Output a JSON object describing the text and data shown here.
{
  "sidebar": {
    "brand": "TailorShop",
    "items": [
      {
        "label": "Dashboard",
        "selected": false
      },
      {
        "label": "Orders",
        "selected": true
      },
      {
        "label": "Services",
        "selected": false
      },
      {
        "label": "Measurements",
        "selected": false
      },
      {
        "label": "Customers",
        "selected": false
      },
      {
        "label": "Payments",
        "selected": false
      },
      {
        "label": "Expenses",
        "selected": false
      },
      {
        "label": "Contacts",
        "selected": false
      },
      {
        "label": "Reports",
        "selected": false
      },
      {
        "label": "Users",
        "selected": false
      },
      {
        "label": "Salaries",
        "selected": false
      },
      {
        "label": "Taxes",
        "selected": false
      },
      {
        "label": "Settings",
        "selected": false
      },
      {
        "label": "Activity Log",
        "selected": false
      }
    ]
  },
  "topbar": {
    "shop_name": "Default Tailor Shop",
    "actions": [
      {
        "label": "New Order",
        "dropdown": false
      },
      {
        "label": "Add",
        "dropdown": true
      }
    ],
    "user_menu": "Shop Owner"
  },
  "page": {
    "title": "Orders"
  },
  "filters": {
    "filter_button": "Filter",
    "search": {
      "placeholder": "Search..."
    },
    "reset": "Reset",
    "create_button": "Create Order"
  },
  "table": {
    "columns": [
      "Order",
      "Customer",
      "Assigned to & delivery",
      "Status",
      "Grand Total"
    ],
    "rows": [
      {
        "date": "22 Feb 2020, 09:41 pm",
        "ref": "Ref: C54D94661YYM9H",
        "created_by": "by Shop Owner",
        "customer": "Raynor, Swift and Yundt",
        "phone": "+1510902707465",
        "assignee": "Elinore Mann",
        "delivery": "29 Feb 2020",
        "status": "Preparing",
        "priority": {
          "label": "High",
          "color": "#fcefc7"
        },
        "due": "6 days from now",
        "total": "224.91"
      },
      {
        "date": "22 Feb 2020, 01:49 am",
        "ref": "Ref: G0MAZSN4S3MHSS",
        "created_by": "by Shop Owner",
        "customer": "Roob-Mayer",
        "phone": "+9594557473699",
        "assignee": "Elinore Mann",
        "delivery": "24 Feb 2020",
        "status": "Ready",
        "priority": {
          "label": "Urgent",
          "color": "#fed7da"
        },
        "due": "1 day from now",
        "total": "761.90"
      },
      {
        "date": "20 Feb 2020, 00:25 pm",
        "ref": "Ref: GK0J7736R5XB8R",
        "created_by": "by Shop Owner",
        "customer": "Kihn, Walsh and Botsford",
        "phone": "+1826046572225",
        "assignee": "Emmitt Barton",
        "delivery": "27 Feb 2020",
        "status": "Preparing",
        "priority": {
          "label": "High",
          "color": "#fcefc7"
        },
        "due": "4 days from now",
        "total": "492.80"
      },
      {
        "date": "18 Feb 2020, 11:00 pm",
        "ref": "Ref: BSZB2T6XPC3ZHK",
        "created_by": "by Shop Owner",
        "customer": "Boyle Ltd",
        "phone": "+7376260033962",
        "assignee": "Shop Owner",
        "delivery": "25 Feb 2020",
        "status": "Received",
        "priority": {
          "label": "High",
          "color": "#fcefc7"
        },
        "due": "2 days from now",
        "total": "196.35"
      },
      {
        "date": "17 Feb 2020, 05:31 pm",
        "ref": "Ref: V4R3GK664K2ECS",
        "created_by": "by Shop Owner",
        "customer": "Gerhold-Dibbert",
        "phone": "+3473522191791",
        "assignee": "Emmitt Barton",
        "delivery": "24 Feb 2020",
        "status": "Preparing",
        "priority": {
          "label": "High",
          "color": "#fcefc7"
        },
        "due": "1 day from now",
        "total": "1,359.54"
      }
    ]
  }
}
# # # # # # #
> [Problem to work on]:
Every entry above should be retyped exactly as shown.

> [Response to this exercise]:
Output a JSON object describing the text and data shown here.
{
  "sidebar": {
    "brand": "TailorShop",
    "items": [
      {
        "label": "Dashboard",
        "selected": false
      },
      {
        "label": "Orders",
        "selected": true
      },
      {
        "label": "Services",
        "selected": false
      },
      {
        "label": "Measurements",
        "selected": false
      },
      {
        "label": "Customers",
        "selected": false
      },
      {
        "label": "Payments",
        "selected": false
      },
      {
        "label": "Expenses",
        "selected": false
      },
      {
        "label": "Contacts",
        "selected": false
      },
      {
        "label": "Reports",
        "selected": false
      },
      {
        "label": "Users",
        "selected": false
      },
      {
        "label": "Salaries",
        "selected": false
      },
      {
        "label": "Taxes",
        "selected": false
      },
      {
        "label": "Settings",
        "selected": false
      },
      {
        "label": "Activity Log",
        "selected": false
      }
    ]
  },
  "topbar": {
    "shop_name": "Default Tailor Shop",
    "actions": [
      {
        "label": "New Order",
        "dropdown": false
      },
      {
        "label": "Add",
        "dropdown": true
      }
    ],
    "user_menu": "Shop Owner"
  },
  "page": {
    "title": "Orders"
  },
  "filters": {
    "filter_button": "Filter",
    "search": {
      "placeholder": "Search..."
    },
    "reset": "Reset",
    "create_button": "Create Order"
  },
  "table": {
    "columns": [
      "Order",
      "Customer",
      "Assigned to & delivery",
      "Status",
      "Grand Total"
    ],
    "rows": [
      {
        "date": "22 Feb 2020, 09:41 pm",
        "ref": "Ref: C54D94661YYM9H",
        "created_by": "by Shop Owner",
        "customer": "Raynor, Swift and Yundt",
        "phone": "+1510902707465",
        "assignee": "Elinore Mann",
        "delivery": "29 Feb 2020",
        "status": "Preparing",
        "priority": {
          "label": "High",
          "color": "#fcefc7"
        },
        "due": "6 days from now",
        "total": "224.91"
      },
      {
        "date": "22 Feb 2020, 01:49 am",
        "ref": "Ref: G0MAZSN4S3MHSS",
        "created_by": "by Shop Owner",
        "customer": "Roob-Mayer",
        "phone": "+9594557473699",
        "assignee": "Elinore Mann",
        "delivery": "24 Feb 2020",
        "status": "Ready",
        "priority": {
          "label": "Urgent",
          "color": "#fed7da"
        },
        "due": "1 day from now",
        "total": "761.90"
      },
      {
        "date": "20 Feb 2020, 00:25 pm",
        "ref": "Ref: GK0J7736R5XB8R",
        "created_by": "by Shop Owner",
        "customer": "Kihn, Walsh and Botsford",
        "phone": "+1826046572225",
        "assignee": "Emmitt Barton",
        "delivery": "27 Feb 2020",
        "status": "Preparing",
        "priority": {
          "label": "High",
          "color": "#fcefc7"
        },
        "due": "4 days from now",
        "total": "492.80"
      },
      {
        "date": "18 Feb 2020, 11:00 pm",
        "ref": "Ref: BSZB2T6XPC3ZHK",
        "created_by": "by Shop Owner",
        "customer": "Boyle Ltd",
        "phone": "+7376260033962",
        "assignee": "Shop Owner",
        "delivery": "25 Feb 2020",
        "status": "Received",
        "priority": {
          "label": "High",
          "color": "#fcefc7"
        },
        "due": "2 days from now",
        "total": "196.35"
      },
      {
        "date": "17 Feb 2020, 05:31 pm",
        "ref": "Ref: V4R3GK664K2ECS",
        "created_by": "by Shop Owner",
        "customer": "Gerhold-Dibbert",
        "phone": "+3473522191791",
        "assignee": "Emmitt Barton",
        "delivery": "24 Feb 2020",
        "status": "Preparing",
        "priority": {
          "label": "High",
          "color": "#fcefc7"
        },
        "due": "1 day from now",
        "total": "1,359.54"
      }
    ]
  }
}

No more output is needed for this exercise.